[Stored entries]
============
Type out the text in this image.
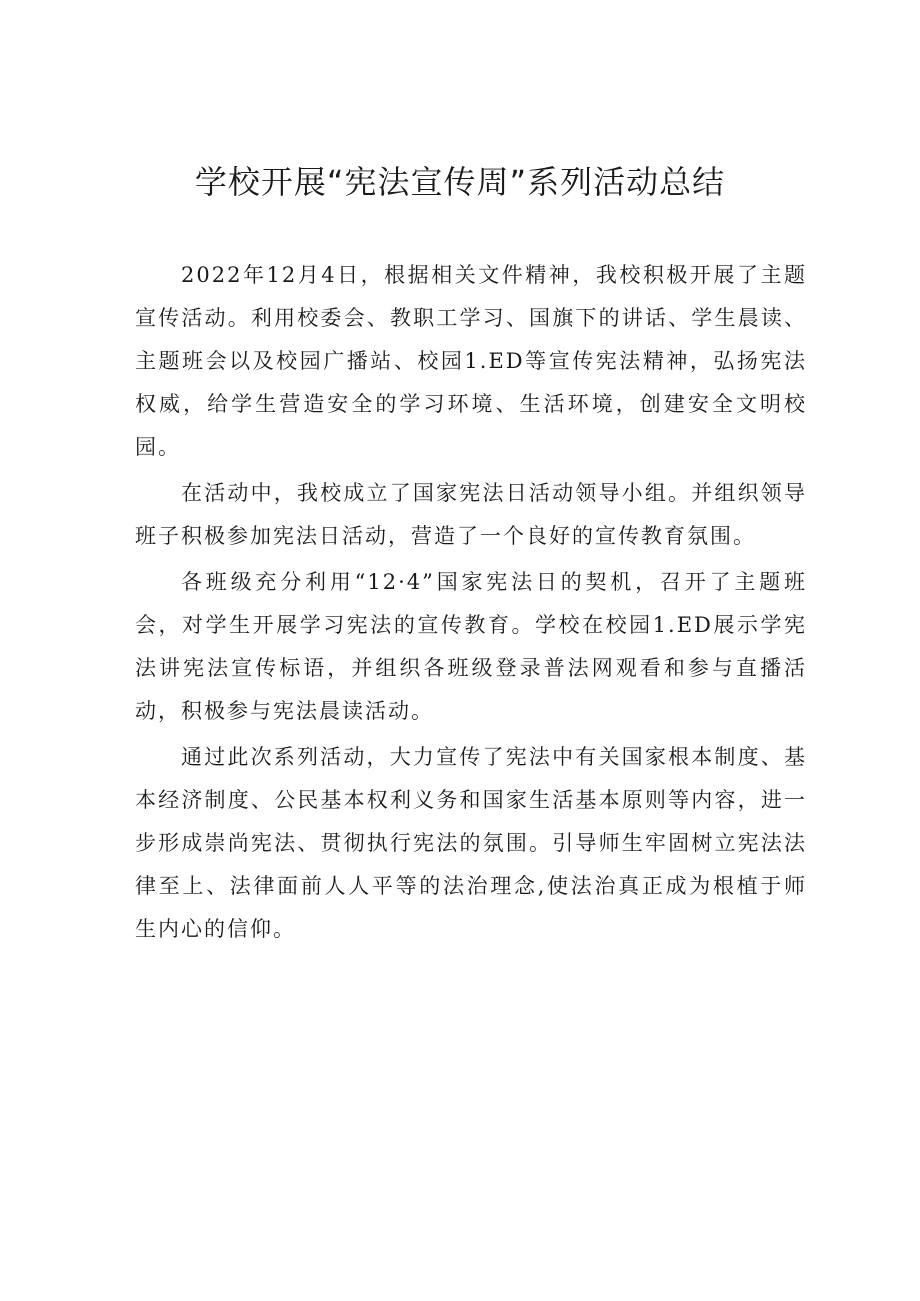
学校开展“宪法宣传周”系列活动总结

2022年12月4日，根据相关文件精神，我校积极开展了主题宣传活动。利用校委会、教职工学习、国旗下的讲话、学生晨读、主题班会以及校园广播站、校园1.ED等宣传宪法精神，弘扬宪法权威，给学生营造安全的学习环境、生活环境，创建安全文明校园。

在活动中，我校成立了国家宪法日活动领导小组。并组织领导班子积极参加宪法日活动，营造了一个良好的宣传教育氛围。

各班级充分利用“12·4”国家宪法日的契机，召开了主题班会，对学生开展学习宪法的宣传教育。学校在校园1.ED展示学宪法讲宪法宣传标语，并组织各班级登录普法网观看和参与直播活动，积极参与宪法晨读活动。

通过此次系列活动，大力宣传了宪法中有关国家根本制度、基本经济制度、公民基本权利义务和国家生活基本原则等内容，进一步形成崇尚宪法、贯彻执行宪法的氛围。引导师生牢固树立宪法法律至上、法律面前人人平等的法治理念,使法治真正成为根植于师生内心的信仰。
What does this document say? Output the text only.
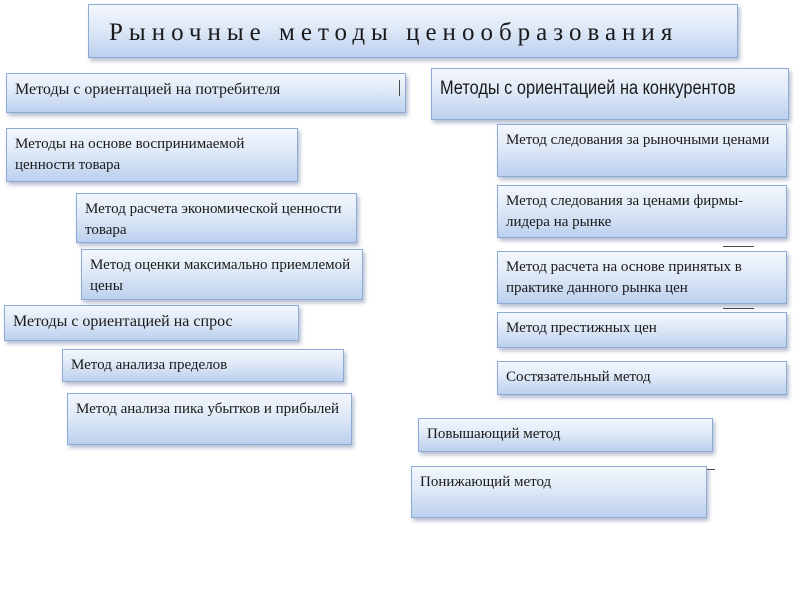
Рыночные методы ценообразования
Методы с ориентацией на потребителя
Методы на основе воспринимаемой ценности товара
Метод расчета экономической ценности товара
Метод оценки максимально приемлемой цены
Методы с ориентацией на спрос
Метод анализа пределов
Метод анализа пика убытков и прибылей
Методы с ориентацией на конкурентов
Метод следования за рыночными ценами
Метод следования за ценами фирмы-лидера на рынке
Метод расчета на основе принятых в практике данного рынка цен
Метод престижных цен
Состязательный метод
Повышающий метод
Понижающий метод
============
How many lines in these entries hold the string "ориентацией"? Answer with the number alone.

3